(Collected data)

<<<<

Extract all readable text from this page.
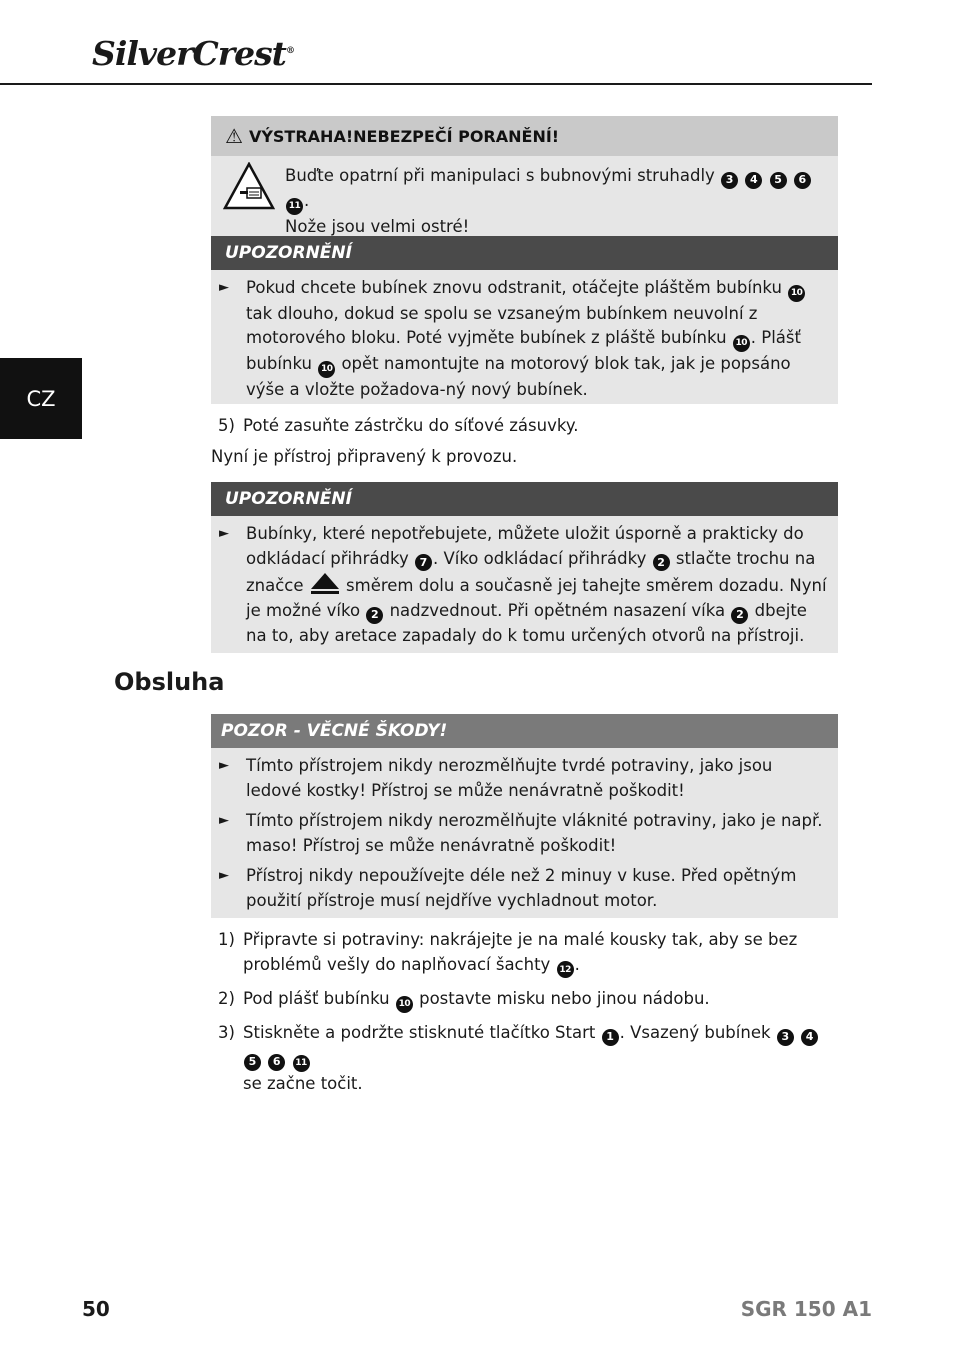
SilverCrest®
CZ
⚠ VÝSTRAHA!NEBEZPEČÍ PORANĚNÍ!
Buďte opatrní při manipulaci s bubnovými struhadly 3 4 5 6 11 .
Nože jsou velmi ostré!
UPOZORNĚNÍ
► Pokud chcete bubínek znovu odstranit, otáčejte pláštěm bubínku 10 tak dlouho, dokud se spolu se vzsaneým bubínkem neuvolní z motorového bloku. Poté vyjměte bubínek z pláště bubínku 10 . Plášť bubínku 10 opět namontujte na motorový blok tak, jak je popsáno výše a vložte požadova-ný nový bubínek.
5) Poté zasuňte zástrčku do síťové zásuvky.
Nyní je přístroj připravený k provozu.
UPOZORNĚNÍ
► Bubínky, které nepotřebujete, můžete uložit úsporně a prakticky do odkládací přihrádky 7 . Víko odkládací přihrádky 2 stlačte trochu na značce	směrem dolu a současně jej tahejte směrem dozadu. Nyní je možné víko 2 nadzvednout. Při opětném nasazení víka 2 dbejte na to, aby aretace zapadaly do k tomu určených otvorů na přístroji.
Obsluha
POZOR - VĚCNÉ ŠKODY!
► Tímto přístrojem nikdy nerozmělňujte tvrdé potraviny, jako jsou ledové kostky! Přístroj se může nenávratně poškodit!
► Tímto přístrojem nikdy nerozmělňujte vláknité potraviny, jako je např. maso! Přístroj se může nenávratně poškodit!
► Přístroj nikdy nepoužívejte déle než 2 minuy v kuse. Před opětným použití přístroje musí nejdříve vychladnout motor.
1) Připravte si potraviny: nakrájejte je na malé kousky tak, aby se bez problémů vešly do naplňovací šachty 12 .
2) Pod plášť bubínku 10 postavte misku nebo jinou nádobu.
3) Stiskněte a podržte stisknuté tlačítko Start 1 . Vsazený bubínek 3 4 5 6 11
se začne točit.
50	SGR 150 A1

>>>>
<<<<

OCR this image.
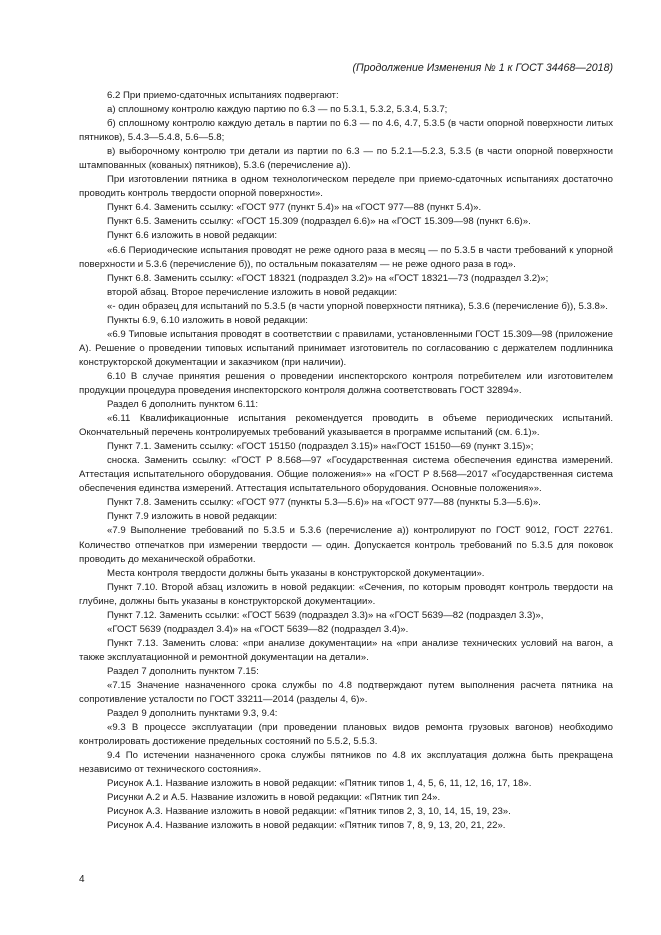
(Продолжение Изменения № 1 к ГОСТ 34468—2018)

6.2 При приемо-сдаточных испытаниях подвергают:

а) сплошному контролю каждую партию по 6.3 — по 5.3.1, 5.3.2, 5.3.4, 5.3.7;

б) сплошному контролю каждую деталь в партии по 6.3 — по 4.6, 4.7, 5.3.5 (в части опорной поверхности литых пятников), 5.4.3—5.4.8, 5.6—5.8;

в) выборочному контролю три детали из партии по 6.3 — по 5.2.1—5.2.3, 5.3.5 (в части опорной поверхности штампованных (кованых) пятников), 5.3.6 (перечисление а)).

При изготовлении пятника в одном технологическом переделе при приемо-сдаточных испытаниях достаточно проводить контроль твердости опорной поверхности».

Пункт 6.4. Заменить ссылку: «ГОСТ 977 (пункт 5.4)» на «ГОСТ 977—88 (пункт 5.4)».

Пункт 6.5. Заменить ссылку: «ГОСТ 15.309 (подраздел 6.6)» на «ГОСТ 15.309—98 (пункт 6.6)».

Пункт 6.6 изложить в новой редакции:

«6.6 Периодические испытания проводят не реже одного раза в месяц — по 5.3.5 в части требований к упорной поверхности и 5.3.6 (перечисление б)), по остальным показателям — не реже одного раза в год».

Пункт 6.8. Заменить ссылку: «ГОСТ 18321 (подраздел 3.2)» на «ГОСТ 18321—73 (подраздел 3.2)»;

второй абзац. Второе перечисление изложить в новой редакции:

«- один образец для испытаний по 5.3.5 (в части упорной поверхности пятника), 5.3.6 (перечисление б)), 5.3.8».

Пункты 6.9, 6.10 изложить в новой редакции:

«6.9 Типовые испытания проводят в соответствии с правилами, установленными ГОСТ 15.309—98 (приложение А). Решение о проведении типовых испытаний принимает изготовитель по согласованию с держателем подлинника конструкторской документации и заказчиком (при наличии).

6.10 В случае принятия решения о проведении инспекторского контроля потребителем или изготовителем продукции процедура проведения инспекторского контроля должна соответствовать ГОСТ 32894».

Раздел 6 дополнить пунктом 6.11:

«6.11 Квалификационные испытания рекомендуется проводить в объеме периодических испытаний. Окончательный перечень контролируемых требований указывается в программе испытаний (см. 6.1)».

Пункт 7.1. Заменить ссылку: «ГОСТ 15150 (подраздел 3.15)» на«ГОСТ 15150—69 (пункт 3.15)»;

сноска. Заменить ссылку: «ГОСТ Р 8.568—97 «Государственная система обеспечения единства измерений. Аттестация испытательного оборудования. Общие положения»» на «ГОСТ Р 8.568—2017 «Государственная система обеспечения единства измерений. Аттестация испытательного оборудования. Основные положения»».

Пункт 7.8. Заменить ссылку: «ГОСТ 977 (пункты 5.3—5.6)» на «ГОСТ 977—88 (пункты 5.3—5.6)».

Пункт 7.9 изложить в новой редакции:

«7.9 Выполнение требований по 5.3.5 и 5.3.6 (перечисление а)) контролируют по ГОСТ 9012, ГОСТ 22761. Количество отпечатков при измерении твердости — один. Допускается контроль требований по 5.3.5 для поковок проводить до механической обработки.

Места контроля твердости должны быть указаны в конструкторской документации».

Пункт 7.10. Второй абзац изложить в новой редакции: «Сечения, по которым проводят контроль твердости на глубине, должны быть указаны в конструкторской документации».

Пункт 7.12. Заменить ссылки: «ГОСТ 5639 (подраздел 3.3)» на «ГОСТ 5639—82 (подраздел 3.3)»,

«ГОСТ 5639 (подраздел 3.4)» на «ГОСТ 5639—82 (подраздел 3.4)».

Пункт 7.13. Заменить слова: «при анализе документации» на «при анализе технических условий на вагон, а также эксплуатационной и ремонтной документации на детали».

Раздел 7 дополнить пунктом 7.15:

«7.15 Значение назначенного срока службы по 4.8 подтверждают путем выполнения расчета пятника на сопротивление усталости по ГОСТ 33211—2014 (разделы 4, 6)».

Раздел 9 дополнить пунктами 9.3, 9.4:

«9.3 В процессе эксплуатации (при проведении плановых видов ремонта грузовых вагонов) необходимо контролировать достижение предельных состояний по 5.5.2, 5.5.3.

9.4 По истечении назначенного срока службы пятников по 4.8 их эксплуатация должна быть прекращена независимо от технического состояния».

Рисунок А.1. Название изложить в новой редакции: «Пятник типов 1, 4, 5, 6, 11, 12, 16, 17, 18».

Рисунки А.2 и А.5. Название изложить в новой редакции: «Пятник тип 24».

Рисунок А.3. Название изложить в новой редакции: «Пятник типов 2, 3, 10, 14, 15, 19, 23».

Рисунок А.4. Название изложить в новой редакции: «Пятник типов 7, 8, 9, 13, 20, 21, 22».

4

>>>>

- Task directions -
From the records given above, copy all lines containing "jsou".

- Written response -
Nože jsou velmi ostré!
► Tímto přístrojem nikdy nerozmělňujte tvrdé potraviny, jako jsou ledové kostky! Přístroj se může nenávratně poškodit!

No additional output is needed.